[Box coordinate listings]
--- --- ---
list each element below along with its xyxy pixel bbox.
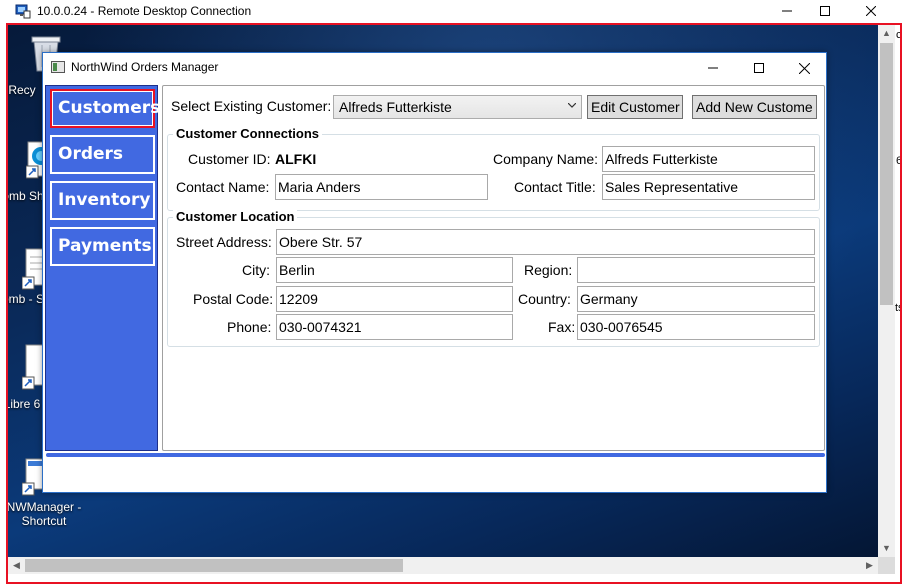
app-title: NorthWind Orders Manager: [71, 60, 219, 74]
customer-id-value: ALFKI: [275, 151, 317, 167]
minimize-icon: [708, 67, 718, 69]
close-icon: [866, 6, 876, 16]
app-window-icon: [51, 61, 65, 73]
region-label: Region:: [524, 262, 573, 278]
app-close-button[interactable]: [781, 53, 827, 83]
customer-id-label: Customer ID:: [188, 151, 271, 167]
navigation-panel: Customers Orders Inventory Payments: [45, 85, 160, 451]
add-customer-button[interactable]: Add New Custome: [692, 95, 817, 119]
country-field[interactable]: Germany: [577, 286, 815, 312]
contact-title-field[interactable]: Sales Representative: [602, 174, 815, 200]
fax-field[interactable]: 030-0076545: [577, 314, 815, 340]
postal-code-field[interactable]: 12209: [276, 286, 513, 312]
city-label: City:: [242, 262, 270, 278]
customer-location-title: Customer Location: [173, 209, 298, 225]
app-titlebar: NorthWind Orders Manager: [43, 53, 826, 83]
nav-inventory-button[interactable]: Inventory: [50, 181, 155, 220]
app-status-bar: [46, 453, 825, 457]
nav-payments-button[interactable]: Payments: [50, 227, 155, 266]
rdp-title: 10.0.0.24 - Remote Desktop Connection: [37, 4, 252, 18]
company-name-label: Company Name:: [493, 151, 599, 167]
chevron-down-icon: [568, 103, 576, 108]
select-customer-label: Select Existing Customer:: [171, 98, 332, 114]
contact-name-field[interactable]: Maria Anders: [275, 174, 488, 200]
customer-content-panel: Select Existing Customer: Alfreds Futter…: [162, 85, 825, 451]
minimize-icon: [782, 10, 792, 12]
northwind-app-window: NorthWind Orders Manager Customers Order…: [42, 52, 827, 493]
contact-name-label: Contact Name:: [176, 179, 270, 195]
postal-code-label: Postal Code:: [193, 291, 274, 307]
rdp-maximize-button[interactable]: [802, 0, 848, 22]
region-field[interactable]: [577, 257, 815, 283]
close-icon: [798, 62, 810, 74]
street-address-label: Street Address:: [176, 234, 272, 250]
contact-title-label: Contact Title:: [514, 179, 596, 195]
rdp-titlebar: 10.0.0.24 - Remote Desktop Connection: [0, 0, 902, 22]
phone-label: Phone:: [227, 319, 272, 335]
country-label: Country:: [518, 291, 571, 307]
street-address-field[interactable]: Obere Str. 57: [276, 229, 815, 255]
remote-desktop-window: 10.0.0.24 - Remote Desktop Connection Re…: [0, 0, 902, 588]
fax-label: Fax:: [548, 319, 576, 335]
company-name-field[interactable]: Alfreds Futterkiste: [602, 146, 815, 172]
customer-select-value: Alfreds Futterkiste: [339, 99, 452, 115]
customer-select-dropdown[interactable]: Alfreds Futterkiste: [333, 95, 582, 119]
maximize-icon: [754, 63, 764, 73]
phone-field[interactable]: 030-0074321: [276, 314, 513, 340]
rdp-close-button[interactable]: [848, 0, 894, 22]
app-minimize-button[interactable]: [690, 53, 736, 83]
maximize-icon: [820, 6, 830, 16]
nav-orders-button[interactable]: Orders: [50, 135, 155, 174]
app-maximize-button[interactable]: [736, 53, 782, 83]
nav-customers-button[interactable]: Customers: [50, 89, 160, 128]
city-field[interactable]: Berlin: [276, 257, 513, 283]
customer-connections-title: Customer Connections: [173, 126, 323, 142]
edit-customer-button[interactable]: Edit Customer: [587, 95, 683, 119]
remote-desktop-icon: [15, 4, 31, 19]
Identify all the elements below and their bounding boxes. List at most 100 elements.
--- --- ---
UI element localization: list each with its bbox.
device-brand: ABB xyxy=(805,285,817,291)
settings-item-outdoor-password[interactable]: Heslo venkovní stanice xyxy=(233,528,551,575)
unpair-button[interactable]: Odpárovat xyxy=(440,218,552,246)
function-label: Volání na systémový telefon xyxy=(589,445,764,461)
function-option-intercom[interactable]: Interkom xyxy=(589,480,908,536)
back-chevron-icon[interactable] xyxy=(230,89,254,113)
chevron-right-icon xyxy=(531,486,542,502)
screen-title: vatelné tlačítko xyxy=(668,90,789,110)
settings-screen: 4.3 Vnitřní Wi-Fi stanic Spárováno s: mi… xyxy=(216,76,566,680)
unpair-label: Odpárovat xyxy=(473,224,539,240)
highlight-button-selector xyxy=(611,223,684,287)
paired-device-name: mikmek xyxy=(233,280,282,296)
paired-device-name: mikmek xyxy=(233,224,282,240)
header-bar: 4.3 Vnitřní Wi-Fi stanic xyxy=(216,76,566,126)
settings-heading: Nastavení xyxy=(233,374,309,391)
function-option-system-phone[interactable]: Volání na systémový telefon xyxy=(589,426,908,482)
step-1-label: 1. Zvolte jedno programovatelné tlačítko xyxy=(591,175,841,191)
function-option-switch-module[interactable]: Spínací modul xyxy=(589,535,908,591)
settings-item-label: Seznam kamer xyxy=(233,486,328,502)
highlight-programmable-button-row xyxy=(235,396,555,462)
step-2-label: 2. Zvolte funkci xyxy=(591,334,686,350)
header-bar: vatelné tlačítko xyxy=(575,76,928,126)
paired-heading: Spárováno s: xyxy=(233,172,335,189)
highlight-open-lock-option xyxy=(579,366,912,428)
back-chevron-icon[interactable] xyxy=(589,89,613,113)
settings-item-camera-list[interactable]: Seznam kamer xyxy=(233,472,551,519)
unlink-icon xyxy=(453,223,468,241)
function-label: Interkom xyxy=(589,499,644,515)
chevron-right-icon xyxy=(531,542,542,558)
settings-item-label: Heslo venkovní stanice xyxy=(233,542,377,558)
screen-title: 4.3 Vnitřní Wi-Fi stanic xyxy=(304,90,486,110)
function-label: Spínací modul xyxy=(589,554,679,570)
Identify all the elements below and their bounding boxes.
--- --- ---
PROBLEM STATEMENT: Reproduce the part of the records that opens with the line containing "app-title: NorthWind Orders" and closes with the line containing "navigation-panel: Customers Orders", copying those lines without any change.

TASK RESULT:
app-title: NorthWind Orders Manager: [71, 60, 219, 74]
customer-id-value: ALFKI: [275, 151, 317, 167]
minimize-icon: [708, 67, 718, 69]
close-icon: [866, 6, 876, 16]
app-window-icon: [51, 61, 65, 73]
region-label: Region:: [524, 262, 573, 278]
app-close-button[interactable]: [781, 53, 827, 83]
customer-id-label: Customer ID:: [188, 151, 271, 167]
navigation-panel: Customers Orders Inventory Payments: [45, 85, 160, 451]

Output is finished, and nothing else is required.